EXERCISE REQUIREMENTS:
Set down every entry again word for word, please, but skip the pictures.

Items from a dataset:

>>>>>

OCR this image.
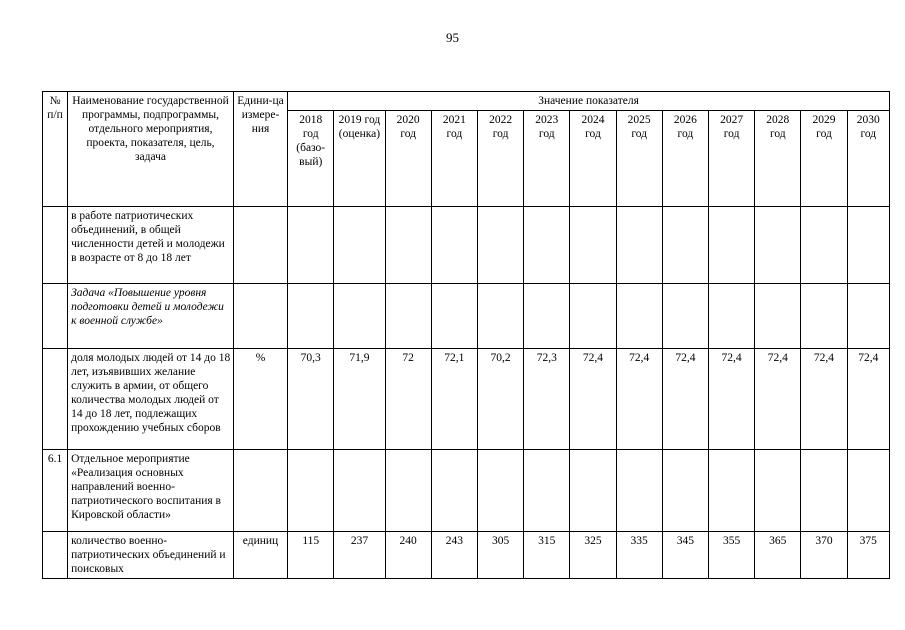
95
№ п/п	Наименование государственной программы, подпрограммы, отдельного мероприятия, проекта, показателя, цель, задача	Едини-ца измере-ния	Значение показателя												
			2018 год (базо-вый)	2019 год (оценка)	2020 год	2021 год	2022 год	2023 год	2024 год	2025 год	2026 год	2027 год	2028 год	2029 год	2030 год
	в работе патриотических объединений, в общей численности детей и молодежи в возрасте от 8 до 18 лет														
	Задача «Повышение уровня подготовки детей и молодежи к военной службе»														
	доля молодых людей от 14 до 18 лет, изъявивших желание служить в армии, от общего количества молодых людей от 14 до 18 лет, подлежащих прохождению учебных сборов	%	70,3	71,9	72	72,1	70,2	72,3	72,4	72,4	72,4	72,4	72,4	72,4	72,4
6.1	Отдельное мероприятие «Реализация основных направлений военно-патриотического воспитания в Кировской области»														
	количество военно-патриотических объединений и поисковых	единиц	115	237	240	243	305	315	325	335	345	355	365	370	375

<<<<<

RESPONSE:
OCR this image.
95
№ п/п	Наименование государственной программы, подпрограммы, отдельного мероприятия, проекта, показателя, цель, задача	Едини-ца измере-ния	Значение показателя												
			2018 год (базо-вый)	2019 год (оценка)	2020 год	2021 год	2022 год	2023 год	2024 год	2025 год	2026 год	2027 год	2028 год	2029 год	2030 год
	в работе патриотических объединений, в общей численности детей и молодежи в возрасте от 8 до 18 лет														
	Задача «Повышение уровня подготовки детей и молодежи к военной службе»														
	доля молодых людей от 14 до 18 лет, изъявивших желание служить в армии, от общего количества молодых людей от 14 до 18 лет, подлежащих прохождению учебных сборов	%	70,3	71,9	72	72,1	70,2	72,3	72,4	72,4	72,4	72,4	72,4	72,4	72,4
6.1	Отдельное мероприятие «Реализация основных направлений военно-патриотического воспитания в Кировской области»														
	количество военно-патриотических объединений и поисковых	единиц	115	237	240	243	305	315	325	335	345	355	365	370	375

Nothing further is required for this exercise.